EXERCISE AIM: Write out every line of each listing below word for word, leaving out the pictures.

— Begin TASK INPUTS —

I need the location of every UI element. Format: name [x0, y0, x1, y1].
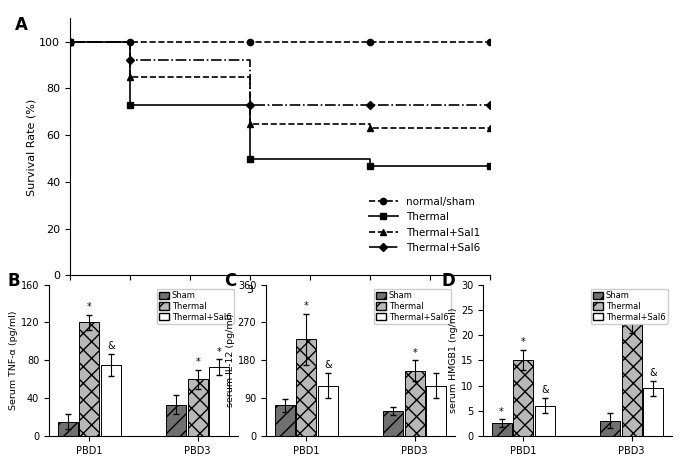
Bar	[166, 405, 186, 436]
Bar	[622, 320, 642, 436]
Bar	[296, 339, 316, 436]
Text: *: *	[629, 295, 634, 305]
Text: B: B	[8, 273, 20, 291]
Y-axis label: Serum TNF-α (pg/ml): Serum TNF-α (pg/ml)	[9, 311, 18, 410]
Bar	[274, 405, 295, 436]
Bar	[79, 322, 99, 436]
X-axis label: PBD: PBD	[265, 297, 295, 309]
Text: &: &	[650, 368, 657, 378]
Text: A: A	[15, 16, 28, 34]
Text: *: *	[195, 357, 200, 367]
Bar	[188, 379, 208, 436]
Bar	[600, 421, 620, 436]
Text: *: *	[304, 301, 309, 311]
Text: *: *	[521, 337, 526, 347]
Y-axis label: Survival Rate (%): Survival Rate (%)	[27, 98, 36, 196]
Bar	[643, 388, 664, 436]
Text: *: *	[499, 407, 504, 417]
Bar	[426, 386, 447, 436]
Bar	[491, 423, 512, 436]
Text: *: *	[87, 302, 92, 312]
Text: &: &	[324, 360, 332, 370]
Text: *: *	[217, 347, 222, 357]
Bar	[209, 367, 230, 436]
Bar	[57, 422, 78, 436]
Bar	[405, 371, 425, 436]
Legend: Sham, Thermal, Thermal+Sal6: Sham, Thermal, Thermal+Sal6	[374, 289, 451, 324]
Legend: Sham, Thermal, Thermal+Sal6: Sham, Thermal, Thermal+Sal6	[591, 289, 668, 324]
Legend: Sham, Thermal, Thermal+Sal6: Sham, Thermal, Thermal+Sal6	[157, 289, 234, 324]
Bar	[318, 386, 338, 436]
Text: &: &	[107, 341, 115, 351]
Text: C: C	[225, 273, 237, 291]
Bar	[383, 411, 403, 436]
Y-axis label: serum IL-12 (pg/ml): serum IL-12 (pg/ml)	[226, 313, 235, 407]
Bar	[101, 365, 121, 436]
Y-axis label: serum HMGB1 (ng/ml): serum HMGB1 (ng/ml)	[449, 308, 458, 413]
Bar	[535, 406, 555, 436]
Bar	[513, 360, 533, 436]
Text: &: &	[541, 386, 549, 396]
Text: D: D	[442, 273, 455, 291]
Legend: normal/sham, Thermal, Thermal+Sal1, Thermal+Sal6: normal/sham, Thermal, Thermal+Sal1, Ther…	[365, 192, 485, 257]
Text: *: *	[412, 347, 417, 358]
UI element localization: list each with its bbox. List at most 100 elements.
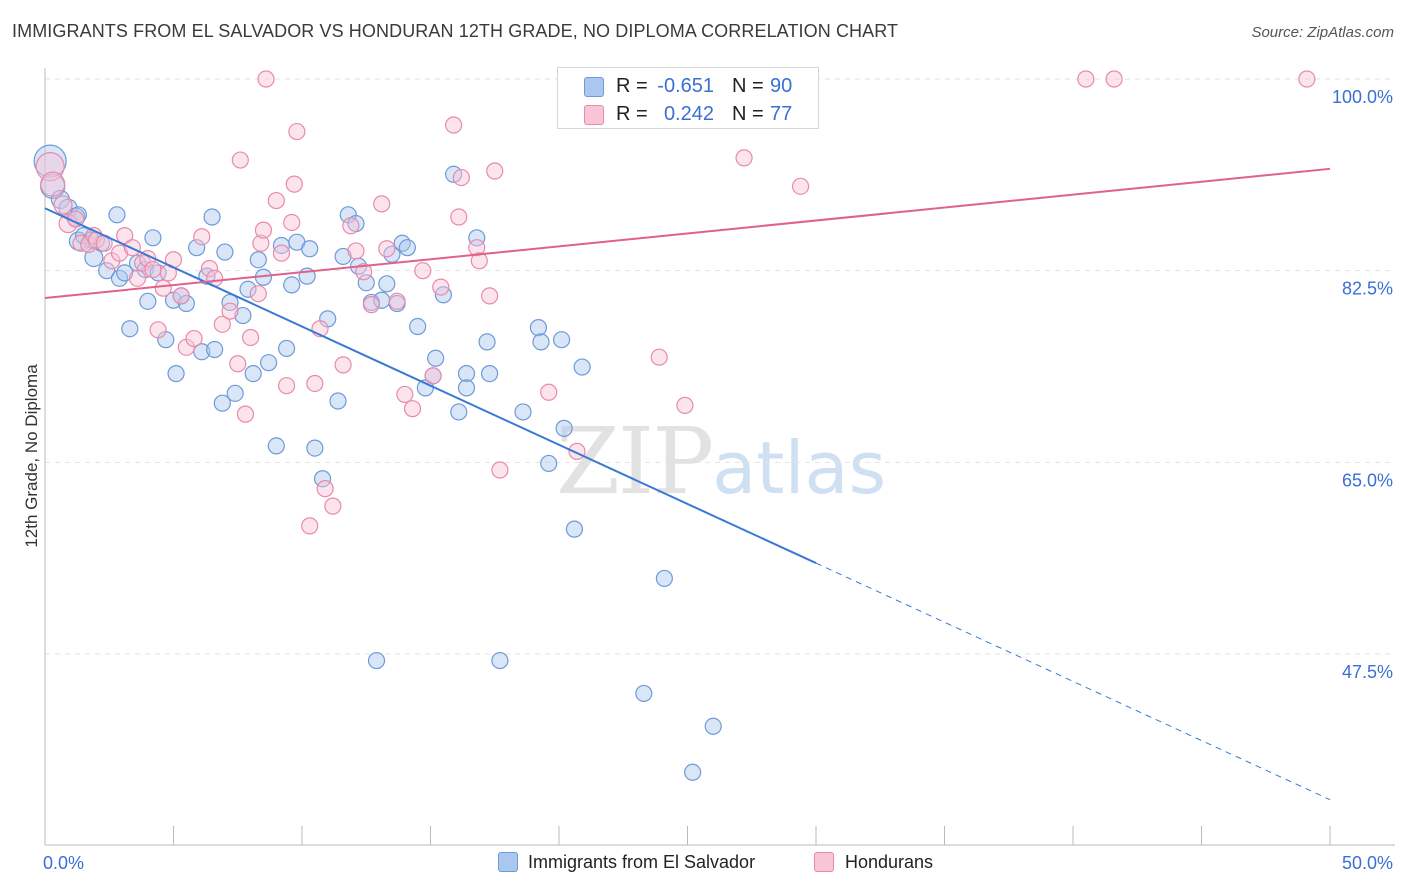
hondurans-point xyxy=(450,208,468,226)
hondurans-point xyxy=(342,217,360,235)
salvador-trendline xyxy=(44,207,817,565)
salvador-point xyxy=(283,276,301,294)
hondurans-point xyxy=(172,287,190,305)
hondurans-point xyxy=(144,260,162,279)
salvador-point xyxy=(239,280,257,298)
stats-legend-row-salvador: R = -0.651 N = 90 xyxy=(558,73,818,101)
hondurans-point xyxy=(378,240,396,258)
salvador-point xyxy=(108,206,126,224)
hondurans-point xyxy=(362,296,380,314)
hondurans-point xyxy=(154,279,172,297)
watermark: ZIPatlas xyxy=(556,408,886,515)
hondurans-point xyxy=(306,374,324,393)
hondurans-point xyxy=(272,244,291,262)
salvador-point xyxy=(139,292,157,310)
salvador-point xyxy=(457,365,476,383)
salvador-point xyxy=(532,333,550,351)
salvador-point xyxy=(267,437,285,455)
legend-swatch-hondurans xyxy=(814,852,834,872)
salvador-point xyxy=(573,358,591,376)
hondurans-point xyxy=(252,234,270,252)
salvador-point xyxy=(565,520,584,538)
hondurans-point xyxy=(231,151,249,169)
n-value: 77 xyxy=(770,103,793,125)
x-tick-label: 50.0% xyxy=(1342,853,1393,873)
salvador-point xyxy=(457,379,476,397)
salvador-point xyxy=(313,470,332,488)
hondurans-point xyxy=(432,278,450,296)
y-tick-label: 47.5% xyxy=(1342,662,1393,682)
r-value: -0.651 xyxy=(657,75,714,97)
hondurans-point xyxy=(236,405,255,423)
hondurans-point xyxy=(254,221,273,239)
salvador-point xyxy=(301,240,319,258)
hondurans-point xyxy=(40,171,66,197)
salvador-point xyxy=(409,317,427,336)
legend-label-salvador: Immigrants from El Salvador xyxy=(528,852,756,872)
r-value: 0.242 xyxy=(663,103,714,125)
salvador-point xyxy=(427,349,445,367)
hondurans-point xyxy=(193,228,211,246)
y-tick-label: 100.0% xyxy=(1332,87,1393,107)
salvador-point xyxy=(704,717,722,735)
hondurans-point xyxy=(316,480,334,498)
salvador-point xyxy=(306,439,324,457)
salvador-point xyxy=(203,208,221,226)
source-credit: Source: ZipAtlas.com xyxy=(1251,24,1394,41)
hondurans-point xyxy=(1105,70,1123,88)
hondurans-point xyxy=(116,227,134,245)
salvador-point xyxy=(121,320,139,338)
hondurans-point xyxy=(491,461,509,479)
salvador-point xyxy=(491,651,509,670)
legend-label-hondurans: Hondurans xyxy=(845,852,934,872)
hondurans-point xyxy=(424,367,442,385)
hondurans-point xyxy=(324,497,342,515)
legend-swatch-salvador xyxy=(498,852,518,872)
salvador-point xyxy=(98,262,116,280)
y-tick-label: 82.5% xyxy=(1342,279,1393,299)
hondurans-point xyxy=(288,122,306,141)
salvador-point xyxy=(259,354,278,372)
hondurans-point xyxy=(277,377,296,395)
hondurans-point xyxy=(213,315,231,333)
salvador-point xyxy=(206,340,224,359)
salvador-point xyxy=(193,343,211,361)
salvador-trendline-extension xyxy=(815,562,1331,801)
salvador-point xyxy=(213,394,231,412)
salvador-point xyxy=(334,247,352,266)
hondurans-point xyxy=(285,175,303,193)
hondurans-point xyxy=(53,195,73,215)
salvador-point xyxy=(468,229,486,247)
hondurans-point xyxy=(373,195,391,213)
hondurans-point xyxy=(452,168,470,187)
hondurans-point xyxy=(481,287,499,305)
salvador-point xyxy=(635,684,653,703)
salvador-point xyxy=(555,419,573,437)
hondurans-point xyxy=(1077,70,1095,88)
hondurans-point xyxy=(267,191,285,210)
hondurans-point xyxy=(200,259,219,278)
salvador-point xyxy=(552,331,571,349)
salvador-point xyxy=(167,365,185,383)
hondurans-point xyxy=(486,162,504,180)
salvador-point xyxy=(478,333,496,351)
hondurans-point xyxy=(347,242,365,260)
watermark-atlas: atlas xyxy=(712,426,887,510)
salvador-point xyxy=(188,239,206,257)
hondurans-point xyxy=(128,269,147,287)
n-label: N = xyxy=(732,75,764,97)
r-label: R = xyxy=(616,75,648,97)
hondurans-point xyxy=(414,262,432,280)
hondurans-point xyxy=(650,348,668,366)
hondurans-point xyxy=(185,329,203,348)
hondurans-point xyxy=(110,244,129,262)
r-label: R = xyxy=(616,103,648,125)
watermark-zip: ZIP xyxy=(556,408,714,515)
chart-title: IMMIGRANTS FROM EL SALVADOR VS HONDURAN … xyxy=(12,21,899,41)
hondurans-point xyxy=(355,263,373,281)
salvador-point xyxy=(540,454,558,473)
hondurans-point xyxy=(388,292,406,310)
salvador-point xyxy=(33,144,67,178)
hondurans-point xyxy=(257,70,275,88)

— End TASK INPUTS —

SOLUTION TO THIS EXERCISE:
I need the location of every UI element. Format: name [x0, y0, x1, y1].
Bar	[166, 405, 186, 436]
Bar	[622, 320, 642, 436]
Bar	[296, 339, 316, 436]
Text: *: *	[629, 295, 634, 305]
Text: B: B	[8, 273, 20, 291]
Y-axis label: Serum TNF-α (pg/ml): Serum TNF-α (pg/ml)	[9, 311, 18, 410]
Bar	[274, 405, 295, 436]
Bar	[79, 322, 99, 436]
X-axis label: PBD: PBD	[265, 297, 295, 309]
Text: &: &	[650, 368, 657, 378]
Text: A: A	[15, 16, 28, 34]
Text: *: *	[195, 357, 200, 367]
Bar	[188, 379, 208, 436]
Bar	[600, 421, 620, 436]
Text: *: *	[304, 301, 309, 311]
Text: *: *	[521, 337, 526, 347]
Y-axis label: Survival Rate (%): Survival Rate (%)	[27, 98, 36, 196]
Bar	[643, 388, 664, 436]
Text: *: *	[499, 407, 504, 417]
Bar	[426, 386, 447, 436]
Bar	[491, 423, 512, 436]
Text: *: *	[87, 302, 92, 312]
Text: &: &	[324, 360, 332, 370]
Text: *: *	[217, 347, 222, 357]
Bar	[209, 367, 230, 436]
Bar	[57, 422, 78, 436]
Bar	[405, 371, 425, 436]
Legend: Sham, Thermal, Thermal+Sal6: Sham, Thermal, Thermal+Sal6	[374, 289, 451, 324]
Legend: Sham, Thermal, Thermal+Sal6: Sham, Thermal, Thermal+Sal6	[591, 289, 668, 324]
Legend: Sham, Thermal, Thermal+Sal6: Sham, Thermal, Thermal+Sal6	[157, 289, 234, 324]
Bar	[318, 386, 338, 436]
Text: &: &	[107, 341, 115, 351]
Text: C: C	[225, 273, 237, 291]
Bar	[383, 411, 403, 436]
Y-axis label: serum IL-12 (pg/ml): serum IL-12 (pg/ml)	[226, 313, 235, 407]
Bar	[101, 365, 121, 436]
Y-axis label: serum HMGB1 (ng/ml): serum HMGB1 (ng/ml)	[449, 308, 458, 413]
Bar	[535, 406, 555, 436]
Bar	[513, 360, 533, 436]
Text: &: &	[541, 386, 549, 396]
Text: D: D	[442, 273, 455, 291]
Legend: normal/sham, Thermal, Thermal+Sal1, Thermal+Sal6: normal/sham, Thermal, Thermal+Sal1, Ther…	[365, 192, 485, 257]
Text: *: *	[412, 347, 417, 358]
UI element localization: list each with its bbox. List at most 100 elements.
hondurans-point xyxy=(450,208,468,226)
hondurans-point xyxy=(342,217,360,235)
salvador-trendline xyxy=(44,207,817,565)
salvador-point xyxy=(283,276,301,294)
hondurans-point xyxy=(172,287,190,305)
hondurans-point xyxy=(144,260,162,279)
salvador-point xyxy=(239,280,257,298)
stats-legend-row-salvador: R = -0.651 N = 90 xyxy=(558,73,818,101)
hondurans-point xyxy=(378,240,396,258)
salvador-point xyxy=(108,206,126,224)
hondurans-point xyxy=(362,296,380,314)
hondurans-point xyxy=(154,279,172,297)
watermark: ZIPatlas xyxy=(556,408,886,515)
hondurans-point xyxy=(306,374,324,393)
hondurans-point xyxy=(272,244,291,262)
salvador-point xyxy=(139,292,157,310)
salvador-point xyxy=(457,365,476,383)
salvador-point xyxy=(532,333,550,351)
salvador-point xyxy=(267,437,285,455)
legend-swatch-hondurans xyxy=(814,852,834,872)
salvador-point xyxy=(573,358,591,376)
hondurans-point xyxy=(252,234,270,252)
salvador-point xyxy=(565,520,584,538)
hondurans-point xyxy=(231,151,249,169)
n-value: 77 xyxy=(770,103,793,125)
x-tick-label: 50.0% xyxy=(1342,853,1393,873)
salvador-point xyxy=(457,379,476,397)
salvador-point xyxy=(313,470,332,488)
hondurans-point xyxy=(432,278,450,296)
y-tick-label: 47.5% xyxy=(1342,662,1393,682)
r-value: -0.651 xyxy=(657,75,714,97)
hondurans-point xyxy=(236,405,255,423)
hondurans-point xyxy=(254,221,273,239)
salvador-point xyxy=(301,240,319,258)
hondurans-point xyxy=(40,171,66,197)
salvador-point xyxy=(409,317,427,336)
legend-label-salvador: Immigrants from El Salvador xyxy=(528,852,756,872)
r-value: 0.242 xyxy=(663,103,714,125)
salvador-point xyxy=(427,349,445,367)
hondurans-point xyxy=(193,228,211,246)
y-tick-label: 100.0% xyxy=(1332,87,1393,107)
salvador-point xyxy=(704,717,722,735)
hondurans-point xyxy=(316,480,334,498)
salvador-point xyxy=(306,439,324,457)
salvador-point xyxy=(203,208,221,226)
source-credit: Source: ZipAtlas.com xyxy=(1251,24,1394,41)
hondurans-point xyxy=(1105,70,1123,88)
hondurans-point xyxy=(116,227,134,245)
salvador-point xyxy=(121,320,139,338)
hondurans-point xyxy=(491,461,509,479)
salvador-point xyxy=(491,651,509,670)
legend-label-hondurans: Hondurans xyxy=(845,852,934,872)
hondurans-point xyxy=(424,367,442,385)
hondurans-point xyxy=(324,497,342,515)
legend-swatch-salvador xyxy=(498,852,518,872)
salvador-point xyxy=(98,262,116,280)
y-tick-label: 82.5% xyxy=(1342,279,1393,299)
hondurans-point xyxy=(288,122,306,141)
salvador-point xyxy=(259,354,278,372)
hondurans-point xyxy=(277,377,296,395)
hondurans-point xyxy=(213,315,231,333)
salvador-point xyxy=(206,340,224,359)
salvador-point xyxy=(193,343,211,361)
salvador-trendline-extension xyxy=(815,562,1331,801)
salvador-point xyxy=(213,394,231,412)
salvador-point xyxy=(334,247,352,266)
hondurans-point xyxy=(285,175,303,193)
hondurans-point xyxy=(53,195,73,215)
salvador-point xyxy=(468,229,486,247)
hondurans-point xyxy=(373,195,391,213)
hondurans-point xyxy=(452,168,470,187)
hondurans-point xyxy=(481,287,499,305)
salvador-point xyxy=(635,684,653,703)
salvador-point xyxy=(555,419,573,437)
hondurans-point xyxy=(1077,70,1095,88)
hondurans-point xyxy=(267,191,285,210)
hondurans-point xyxy=(200,259,219,278)
salvador-point xyxy=(552,331,571,349)
salvador-point xyxy=(167,365,185,383)
hondurans-point xyxy=(486,162,504,180)
salvador-point xyxy=(478,333,496,351)
hondurans-point xyxy=(347,242,365,260)
watermark-atlas: atlas xyxy=(712,426,887,510)
salvador-point xyxy=(188,239,206,257)
hondurans-point xyxy=(128,269,147,287)
n-label: N = xyxy=(732,75,764,97)
r-label: R = xyxy=(616,75,648,97)
hondurans-point xyxy=(414,262,432,280)
hondurans-point xyxy=(650,348,668,366)
hondurans-point xyxy=(185,329,203,348)
hondurans-point xyxy=(110,244,129,262)
r-label: R = xyxy=(616,103,648,125)
watermark-zip: ZIP xyxy=(556,408,714,515)
chart-title: IMMIGRANTS FROM EL SALVADOR VS HONDURAN … xyxy=(12,21,899,41)
hondurans-point xyxy=(355,263,373,281)
salvador-point xyxy=(540,454,558,473)
hondurans-point xyxy=(388,292,406,310)
salvador-point xyxy=(33,144,67,178)
hondurans-point xyxy=(257,70,275,88)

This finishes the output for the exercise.